• **PROMPT**: Output solely the number of lines containing the string "Does".

[Saved entries]
====================
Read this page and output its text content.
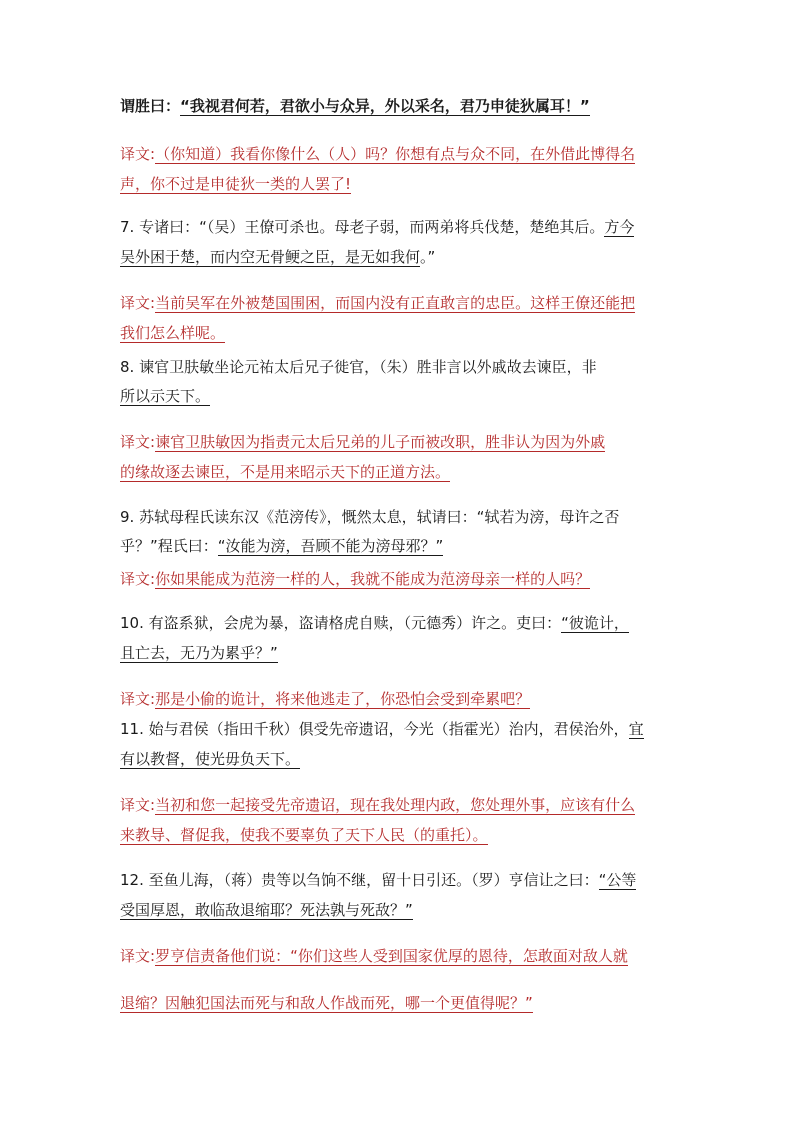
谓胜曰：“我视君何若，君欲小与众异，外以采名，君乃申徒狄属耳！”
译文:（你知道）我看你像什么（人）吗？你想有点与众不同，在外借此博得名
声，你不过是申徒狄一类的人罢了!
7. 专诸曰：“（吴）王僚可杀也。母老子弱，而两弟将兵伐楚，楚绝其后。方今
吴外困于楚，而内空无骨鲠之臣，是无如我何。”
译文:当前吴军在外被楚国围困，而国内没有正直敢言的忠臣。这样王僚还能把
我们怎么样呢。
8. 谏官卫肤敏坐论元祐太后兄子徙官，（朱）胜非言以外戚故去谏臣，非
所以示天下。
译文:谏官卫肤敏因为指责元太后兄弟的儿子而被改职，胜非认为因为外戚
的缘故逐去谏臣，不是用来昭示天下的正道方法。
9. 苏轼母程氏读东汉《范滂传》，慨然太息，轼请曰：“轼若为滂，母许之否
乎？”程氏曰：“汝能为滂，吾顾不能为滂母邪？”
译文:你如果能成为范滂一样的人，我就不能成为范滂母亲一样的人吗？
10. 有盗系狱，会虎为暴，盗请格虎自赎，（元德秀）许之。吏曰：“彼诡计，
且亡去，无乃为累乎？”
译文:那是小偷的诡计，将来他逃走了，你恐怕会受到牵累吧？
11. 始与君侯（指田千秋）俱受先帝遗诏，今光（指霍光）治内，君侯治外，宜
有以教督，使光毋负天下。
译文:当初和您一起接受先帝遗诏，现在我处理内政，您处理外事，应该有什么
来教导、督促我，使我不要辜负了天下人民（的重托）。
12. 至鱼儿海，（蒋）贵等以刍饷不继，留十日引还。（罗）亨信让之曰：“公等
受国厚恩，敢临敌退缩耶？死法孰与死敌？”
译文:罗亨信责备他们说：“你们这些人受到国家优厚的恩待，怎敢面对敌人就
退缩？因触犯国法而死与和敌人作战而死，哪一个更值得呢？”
====================
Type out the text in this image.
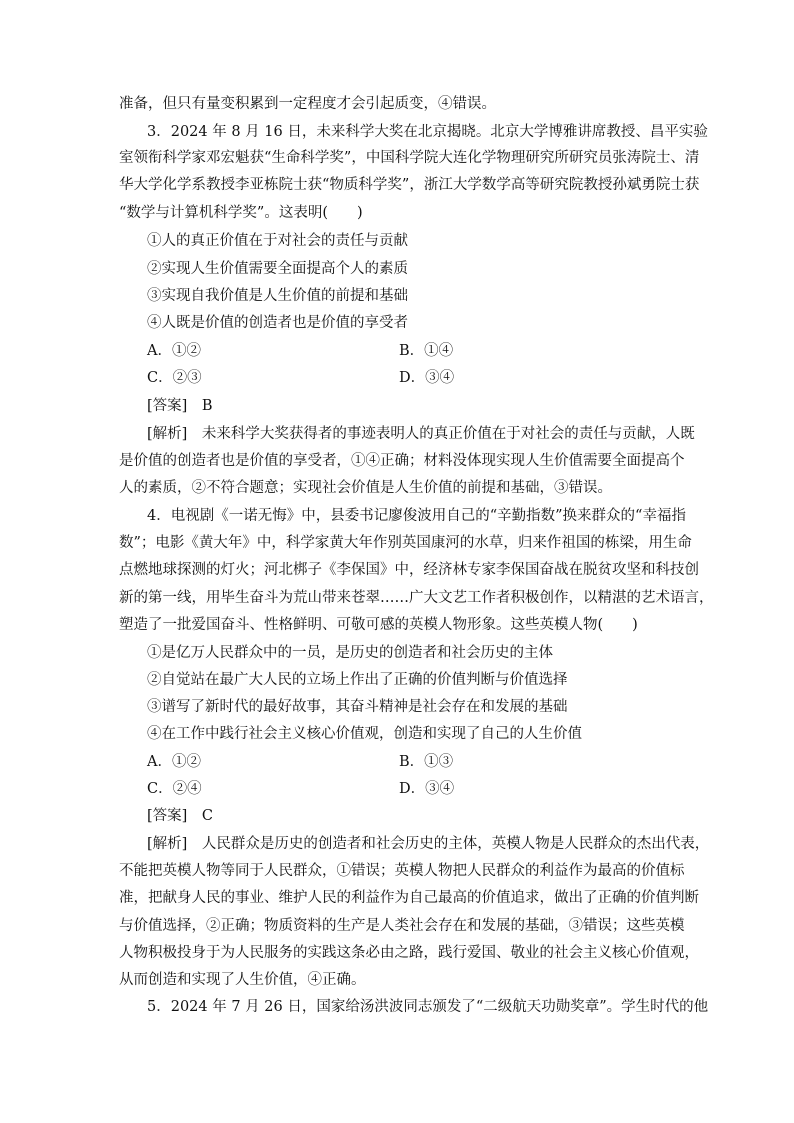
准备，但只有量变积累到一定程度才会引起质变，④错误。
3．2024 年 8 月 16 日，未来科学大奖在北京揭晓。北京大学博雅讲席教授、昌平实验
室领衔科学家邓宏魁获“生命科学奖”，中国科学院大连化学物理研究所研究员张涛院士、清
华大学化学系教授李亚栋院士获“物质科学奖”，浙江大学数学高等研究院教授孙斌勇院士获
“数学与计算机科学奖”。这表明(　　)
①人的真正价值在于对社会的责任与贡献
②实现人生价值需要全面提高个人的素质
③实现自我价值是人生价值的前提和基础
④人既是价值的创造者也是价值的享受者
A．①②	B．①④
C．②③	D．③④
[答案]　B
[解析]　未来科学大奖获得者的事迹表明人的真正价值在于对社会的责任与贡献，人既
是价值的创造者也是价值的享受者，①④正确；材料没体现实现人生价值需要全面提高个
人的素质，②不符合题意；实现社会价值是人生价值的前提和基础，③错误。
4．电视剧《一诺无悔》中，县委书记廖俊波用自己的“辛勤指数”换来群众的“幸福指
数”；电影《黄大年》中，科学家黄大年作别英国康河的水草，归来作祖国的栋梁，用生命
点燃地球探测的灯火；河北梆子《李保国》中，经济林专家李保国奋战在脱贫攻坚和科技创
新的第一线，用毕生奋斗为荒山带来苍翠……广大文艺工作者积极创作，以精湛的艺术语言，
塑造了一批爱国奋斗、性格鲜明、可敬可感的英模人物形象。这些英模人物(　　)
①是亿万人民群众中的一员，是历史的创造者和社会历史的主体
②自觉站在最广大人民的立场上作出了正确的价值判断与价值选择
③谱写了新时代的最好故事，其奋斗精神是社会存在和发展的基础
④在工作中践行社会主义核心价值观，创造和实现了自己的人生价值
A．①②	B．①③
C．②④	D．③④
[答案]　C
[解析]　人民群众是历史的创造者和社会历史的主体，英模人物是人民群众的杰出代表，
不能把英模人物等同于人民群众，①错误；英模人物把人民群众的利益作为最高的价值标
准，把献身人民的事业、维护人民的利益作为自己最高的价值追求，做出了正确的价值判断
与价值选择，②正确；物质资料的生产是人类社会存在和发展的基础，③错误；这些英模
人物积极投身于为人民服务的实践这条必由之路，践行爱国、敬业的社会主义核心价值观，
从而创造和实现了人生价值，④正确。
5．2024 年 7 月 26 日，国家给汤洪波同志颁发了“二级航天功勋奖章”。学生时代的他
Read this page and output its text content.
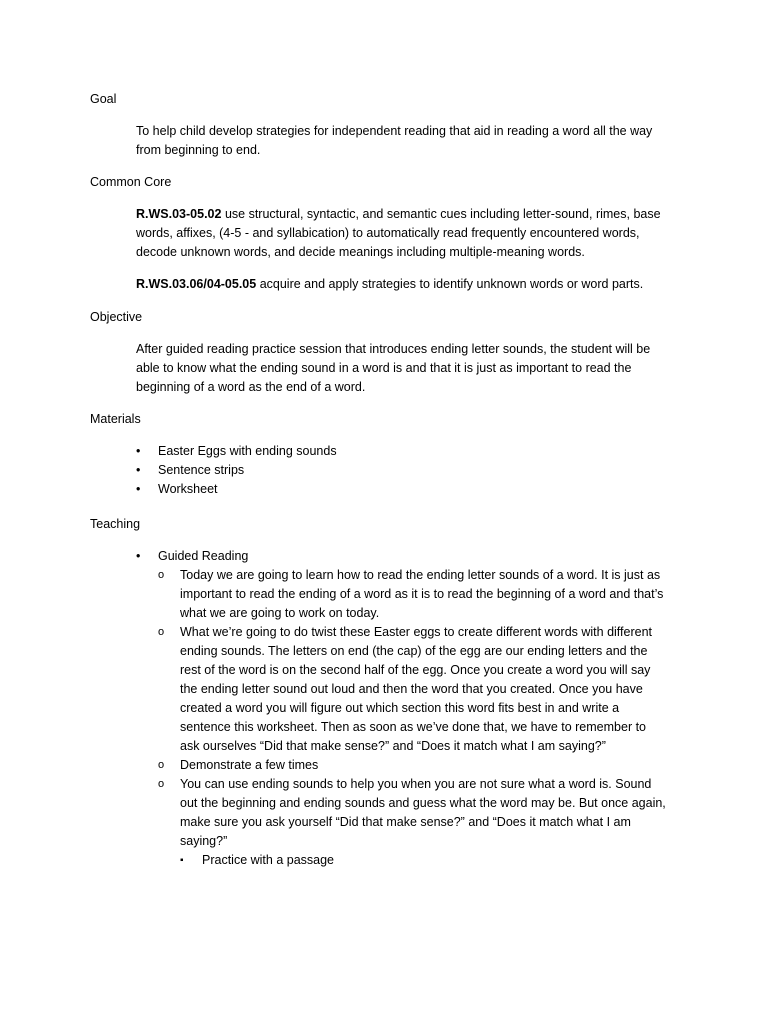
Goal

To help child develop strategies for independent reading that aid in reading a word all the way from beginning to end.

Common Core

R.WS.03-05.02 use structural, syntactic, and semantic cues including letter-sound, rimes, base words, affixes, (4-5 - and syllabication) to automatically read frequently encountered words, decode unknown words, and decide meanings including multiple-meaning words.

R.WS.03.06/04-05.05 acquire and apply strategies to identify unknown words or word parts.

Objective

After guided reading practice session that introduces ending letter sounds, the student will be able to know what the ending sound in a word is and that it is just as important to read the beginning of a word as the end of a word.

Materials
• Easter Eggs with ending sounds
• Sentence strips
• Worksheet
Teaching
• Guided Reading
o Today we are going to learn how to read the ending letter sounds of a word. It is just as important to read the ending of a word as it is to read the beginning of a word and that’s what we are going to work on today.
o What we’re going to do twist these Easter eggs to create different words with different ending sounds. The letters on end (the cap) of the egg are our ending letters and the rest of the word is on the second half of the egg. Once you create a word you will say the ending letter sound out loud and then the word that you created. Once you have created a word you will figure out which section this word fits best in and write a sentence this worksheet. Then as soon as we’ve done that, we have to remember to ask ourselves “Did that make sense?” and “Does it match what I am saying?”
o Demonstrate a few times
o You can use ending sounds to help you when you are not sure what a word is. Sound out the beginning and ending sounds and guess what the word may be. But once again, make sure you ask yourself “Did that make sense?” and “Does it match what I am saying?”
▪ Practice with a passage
====================
• **WRITTEN RESPONSE**: 2